+++ Source passage

Wednesday, February 8, 2012

Project Context Neutral Runs and RBIs

Projecting a players Runs and RBI’s is a pain, and it’s largely considered contextual. So if you’ve got some good hitters hitting in front of you, you’re going to get more RBI opportunities, or good players hitting behind you, more Run opportunities.

The problem with this, is that context changes often. A team that previously stunk, may have a guy or two breaking out, and now suddenly another player is thrust into a situation where he can generate more runs. A key guy might get injured, traded, or simply moved around in the lineup.

For this reason, I’ve been working on a way to project a guys runs and rbi’s based on his skills alone. I’ve tweaked my process a bit over the years, and here’s what I’ve found the best method:

xRuns = HR + -.218 + .191 * (BB - .333 * CS) + .273 * (HBP + 1B - .666 CS) + .363 * 2B + 1.366 * 3B + .505 * SB

So just to summarize what this means, Extra base hits generate more runs, with triples generating bonus runs (because they indicate a speedy player, who’s going to score on more Singles then other guys), and net stolen base gains also improve your chance to score runs.

++++++

▸ What to work on
a – In the post on projecting runs and RBIs, what coefficient does the xRuns formula give to stolen bases (SB)?
b – From the runs-and-RBIs post, reproduce word for word the passage starting with "Projecting a players" and going on through "more Run opportunities.".
The items after this point are separate material, unconnected to the post on projecting runs and RBIs.

+++ Provided material

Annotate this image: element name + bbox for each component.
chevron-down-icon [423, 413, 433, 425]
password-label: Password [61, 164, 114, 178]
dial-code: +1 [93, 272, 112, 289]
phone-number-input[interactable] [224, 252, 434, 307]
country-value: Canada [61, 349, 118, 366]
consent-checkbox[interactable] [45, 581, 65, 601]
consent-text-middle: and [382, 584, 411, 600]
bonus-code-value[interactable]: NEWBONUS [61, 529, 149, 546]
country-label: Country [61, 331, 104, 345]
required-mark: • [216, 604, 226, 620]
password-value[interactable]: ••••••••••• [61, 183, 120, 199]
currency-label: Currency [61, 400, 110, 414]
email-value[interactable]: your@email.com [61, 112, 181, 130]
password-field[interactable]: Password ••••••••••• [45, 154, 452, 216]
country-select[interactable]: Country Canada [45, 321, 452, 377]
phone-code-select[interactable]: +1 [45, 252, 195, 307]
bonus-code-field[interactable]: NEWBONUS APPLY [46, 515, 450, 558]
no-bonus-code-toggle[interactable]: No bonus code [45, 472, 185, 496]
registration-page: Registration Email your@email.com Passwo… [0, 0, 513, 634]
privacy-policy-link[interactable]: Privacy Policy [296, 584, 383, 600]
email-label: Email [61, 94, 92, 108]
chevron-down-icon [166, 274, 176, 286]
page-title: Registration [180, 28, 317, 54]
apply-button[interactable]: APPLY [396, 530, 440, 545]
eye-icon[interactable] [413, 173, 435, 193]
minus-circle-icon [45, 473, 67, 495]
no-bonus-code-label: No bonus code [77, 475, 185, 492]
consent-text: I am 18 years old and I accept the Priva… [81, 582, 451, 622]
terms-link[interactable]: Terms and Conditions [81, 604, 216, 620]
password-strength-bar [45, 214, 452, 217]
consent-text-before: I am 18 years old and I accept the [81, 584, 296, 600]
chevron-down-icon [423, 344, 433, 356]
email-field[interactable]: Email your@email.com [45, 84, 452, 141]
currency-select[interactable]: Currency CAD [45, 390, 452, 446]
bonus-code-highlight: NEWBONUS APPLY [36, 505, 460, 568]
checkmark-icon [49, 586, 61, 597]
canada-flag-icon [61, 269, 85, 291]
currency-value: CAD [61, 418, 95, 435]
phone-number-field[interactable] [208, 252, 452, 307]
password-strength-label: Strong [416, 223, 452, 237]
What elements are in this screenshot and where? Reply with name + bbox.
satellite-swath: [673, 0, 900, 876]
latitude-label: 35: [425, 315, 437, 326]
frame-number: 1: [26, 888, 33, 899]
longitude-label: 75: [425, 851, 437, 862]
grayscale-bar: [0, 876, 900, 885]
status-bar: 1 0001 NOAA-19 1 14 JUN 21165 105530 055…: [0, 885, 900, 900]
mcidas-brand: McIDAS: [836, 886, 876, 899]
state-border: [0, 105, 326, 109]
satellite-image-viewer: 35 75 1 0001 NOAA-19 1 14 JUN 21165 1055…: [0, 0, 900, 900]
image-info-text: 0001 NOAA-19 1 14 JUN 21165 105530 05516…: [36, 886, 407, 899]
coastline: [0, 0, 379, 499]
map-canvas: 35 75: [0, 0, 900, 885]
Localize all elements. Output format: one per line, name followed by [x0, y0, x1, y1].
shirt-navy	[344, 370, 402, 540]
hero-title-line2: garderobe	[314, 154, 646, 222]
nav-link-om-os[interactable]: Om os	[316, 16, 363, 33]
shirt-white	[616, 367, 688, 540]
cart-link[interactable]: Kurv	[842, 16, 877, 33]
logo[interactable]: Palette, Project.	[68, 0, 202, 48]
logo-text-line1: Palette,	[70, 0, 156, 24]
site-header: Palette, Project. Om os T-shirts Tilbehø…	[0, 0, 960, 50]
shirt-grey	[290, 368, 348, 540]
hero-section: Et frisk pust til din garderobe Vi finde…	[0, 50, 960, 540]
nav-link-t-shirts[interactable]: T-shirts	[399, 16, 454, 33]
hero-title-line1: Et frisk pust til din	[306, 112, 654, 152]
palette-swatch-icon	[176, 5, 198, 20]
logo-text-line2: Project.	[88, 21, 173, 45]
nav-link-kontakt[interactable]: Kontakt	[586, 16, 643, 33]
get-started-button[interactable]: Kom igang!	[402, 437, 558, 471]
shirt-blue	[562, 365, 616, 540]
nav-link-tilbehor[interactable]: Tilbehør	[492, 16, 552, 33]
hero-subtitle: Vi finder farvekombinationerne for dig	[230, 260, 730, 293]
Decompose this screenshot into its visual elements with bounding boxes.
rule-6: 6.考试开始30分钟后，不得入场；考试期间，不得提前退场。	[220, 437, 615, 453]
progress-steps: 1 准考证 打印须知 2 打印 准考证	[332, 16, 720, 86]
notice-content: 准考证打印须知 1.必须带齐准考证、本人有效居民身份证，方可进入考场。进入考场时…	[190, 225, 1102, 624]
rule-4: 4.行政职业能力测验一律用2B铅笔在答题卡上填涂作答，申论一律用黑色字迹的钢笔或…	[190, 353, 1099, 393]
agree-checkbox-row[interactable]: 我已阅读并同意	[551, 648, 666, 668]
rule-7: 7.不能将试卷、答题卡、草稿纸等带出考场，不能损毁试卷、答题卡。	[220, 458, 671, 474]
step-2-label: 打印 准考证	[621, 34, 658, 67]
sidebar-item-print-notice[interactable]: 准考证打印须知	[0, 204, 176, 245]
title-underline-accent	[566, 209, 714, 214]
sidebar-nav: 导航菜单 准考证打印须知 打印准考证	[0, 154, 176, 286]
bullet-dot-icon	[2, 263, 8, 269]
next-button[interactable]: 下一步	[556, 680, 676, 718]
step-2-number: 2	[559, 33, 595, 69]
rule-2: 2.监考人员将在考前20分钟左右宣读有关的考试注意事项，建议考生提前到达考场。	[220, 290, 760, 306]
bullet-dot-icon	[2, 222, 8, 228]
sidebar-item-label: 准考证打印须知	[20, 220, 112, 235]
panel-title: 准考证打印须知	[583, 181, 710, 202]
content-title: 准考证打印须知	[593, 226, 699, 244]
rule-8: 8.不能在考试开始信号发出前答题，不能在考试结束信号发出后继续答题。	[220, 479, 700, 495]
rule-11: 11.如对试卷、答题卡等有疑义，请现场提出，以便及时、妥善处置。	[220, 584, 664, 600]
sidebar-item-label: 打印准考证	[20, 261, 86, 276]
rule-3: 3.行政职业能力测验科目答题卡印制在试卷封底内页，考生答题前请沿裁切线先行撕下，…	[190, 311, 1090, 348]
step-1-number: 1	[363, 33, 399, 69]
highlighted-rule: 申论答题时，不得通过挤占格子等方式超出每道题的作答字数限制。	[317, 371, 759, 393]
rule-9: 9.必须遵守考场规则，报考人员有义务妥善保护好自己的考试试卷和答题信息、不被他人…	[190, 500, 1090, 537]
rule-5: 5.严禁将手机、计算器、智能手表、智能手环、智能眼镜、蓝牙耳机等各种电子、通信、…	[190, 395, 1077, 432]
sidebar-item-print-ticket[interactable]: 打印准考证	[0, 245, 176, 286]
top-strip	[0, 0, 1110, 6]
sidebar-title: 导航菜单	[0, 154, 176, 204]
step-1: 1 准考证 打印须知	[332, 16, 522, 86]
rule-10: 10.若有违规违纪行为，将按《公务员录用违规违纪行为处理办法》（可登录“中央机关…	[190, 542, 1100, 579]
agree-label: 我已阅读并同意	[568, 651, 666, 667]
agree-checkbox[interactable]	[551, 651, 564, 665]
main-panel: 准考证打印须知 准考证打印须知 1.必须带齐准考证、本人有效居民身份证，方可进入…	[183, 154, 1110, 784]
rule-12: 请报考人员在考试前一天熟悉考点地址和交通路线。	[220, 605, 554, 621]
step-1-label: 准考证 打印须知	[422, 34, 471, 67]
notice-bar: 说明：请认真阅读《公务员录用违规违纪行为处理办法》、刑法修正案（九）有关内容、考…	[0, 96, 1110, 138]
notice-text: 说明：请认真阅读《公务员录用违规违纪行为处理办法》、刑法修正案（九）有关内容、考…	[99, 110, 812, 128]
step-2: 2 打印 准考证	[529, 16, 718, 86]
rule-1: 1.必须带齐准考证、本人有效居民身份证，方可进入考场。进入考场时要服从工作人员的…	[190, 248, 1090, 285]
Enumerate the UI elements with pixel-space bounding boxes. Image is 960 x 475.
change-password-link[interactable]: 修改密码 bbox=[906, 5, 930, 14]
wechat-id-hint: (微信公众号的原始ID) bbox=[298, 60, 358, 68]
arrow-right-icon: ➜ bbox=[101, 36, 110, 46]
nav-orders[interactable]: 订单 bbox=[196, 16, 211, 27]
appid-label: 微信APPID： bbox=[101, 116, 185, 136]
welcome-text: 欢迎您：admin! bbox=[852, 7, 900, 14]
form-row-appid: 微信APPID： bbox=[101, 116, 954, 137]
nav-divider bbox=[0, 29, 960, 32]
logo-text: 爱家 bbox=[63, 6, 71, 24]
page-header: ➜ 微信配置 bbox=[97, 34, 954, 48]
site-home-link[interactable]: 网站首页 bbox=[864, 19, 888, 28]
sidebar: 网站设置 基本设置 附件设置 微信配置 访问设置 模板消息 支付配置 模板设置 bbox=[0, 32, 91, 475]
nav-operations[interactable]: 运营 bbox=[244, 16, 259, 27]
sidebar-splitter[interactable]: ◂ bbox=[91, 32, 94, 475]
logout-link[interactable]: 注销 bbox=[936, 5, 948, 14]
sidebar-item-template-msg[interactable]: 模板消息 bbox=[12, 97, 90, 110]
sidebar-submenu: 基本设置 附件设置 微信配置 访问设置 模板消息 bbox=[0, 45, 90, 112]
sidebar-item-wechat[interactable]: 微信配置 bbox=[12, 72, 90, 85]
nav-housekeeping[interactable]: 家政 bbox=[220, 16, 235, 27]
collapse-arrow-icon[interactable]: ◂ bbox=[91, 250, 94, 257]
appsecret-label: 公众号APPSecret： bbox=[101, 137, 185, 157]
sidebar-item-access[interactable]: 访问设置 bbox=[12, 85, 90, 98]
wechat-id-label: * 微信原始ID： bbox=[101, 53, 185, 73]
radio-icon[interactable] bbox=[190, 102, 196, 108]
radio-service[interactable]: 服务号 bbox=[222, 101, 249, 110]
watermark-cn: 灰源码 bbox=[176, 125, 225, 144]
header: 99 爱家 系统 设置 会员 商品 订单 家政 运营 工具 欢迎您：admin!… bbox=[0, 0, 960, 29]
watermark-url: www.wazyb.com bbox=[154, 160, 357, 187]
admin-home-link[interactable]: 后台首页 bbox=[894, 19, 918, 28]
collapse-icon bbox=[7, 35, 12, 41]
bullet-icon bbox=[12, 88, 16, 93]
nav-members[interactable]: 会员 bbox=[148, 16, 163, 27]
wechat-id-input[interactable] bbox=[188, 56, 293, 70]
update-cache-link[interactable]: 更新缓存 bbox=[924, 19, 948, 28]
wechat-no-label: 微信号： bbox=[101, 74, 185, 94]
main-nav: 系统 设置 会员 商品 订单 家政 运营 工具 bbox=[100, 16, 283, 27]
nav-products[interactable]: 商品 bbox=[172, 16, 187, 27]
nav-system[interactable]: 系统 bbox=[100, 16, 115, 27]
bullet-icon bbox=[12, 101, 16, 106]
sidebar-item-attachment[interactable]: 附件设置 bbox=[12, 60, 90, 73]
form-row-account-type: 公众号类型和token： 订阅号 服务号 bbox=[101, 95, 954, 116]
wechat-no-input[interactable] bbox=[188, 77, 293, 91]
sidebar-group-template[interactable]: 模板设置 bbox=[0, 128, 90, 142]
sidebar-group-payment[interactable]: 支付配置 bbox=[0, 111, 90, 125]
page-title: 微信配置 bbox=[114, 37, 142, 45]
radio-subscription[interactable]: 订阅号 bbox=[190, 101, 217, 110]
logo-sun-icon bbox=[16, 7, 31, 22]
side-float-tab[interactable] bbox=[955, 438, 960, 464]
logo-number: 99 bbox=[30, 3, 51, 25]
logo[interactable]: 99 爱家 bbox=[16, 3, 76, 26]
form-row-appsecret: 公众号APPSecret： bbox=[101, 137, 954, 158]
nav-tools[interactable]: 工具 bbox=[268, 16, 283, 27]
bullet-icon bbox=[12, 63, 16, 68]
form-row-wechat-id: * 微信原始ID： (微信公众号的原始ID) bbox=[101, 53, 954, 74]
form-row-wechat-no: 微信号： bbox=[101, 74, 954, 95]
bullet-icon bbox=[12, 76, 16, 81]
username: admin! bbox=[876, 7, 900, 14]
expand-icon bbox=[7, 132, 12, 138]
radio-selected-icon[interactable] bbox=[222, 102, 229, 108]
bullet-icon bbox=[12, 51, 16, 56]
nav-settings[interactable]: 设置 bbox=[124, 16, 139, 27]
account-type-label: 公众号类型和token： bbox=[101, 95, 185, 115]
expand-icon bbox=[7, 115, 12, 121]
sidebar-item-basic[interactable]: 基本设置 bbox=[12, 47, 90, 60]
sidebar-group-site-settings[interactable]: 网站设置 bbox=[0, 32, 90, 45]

++++++

▸ Solutions by task
a – .505

b –
Projecting a players Runs and RBI’s is a pain, and it’s largely considered contextual. So if you’ve got some good hitters hitting in front of you, you’re going to get more RBI opportunities, or good players hitting behind you, more Run opportunities.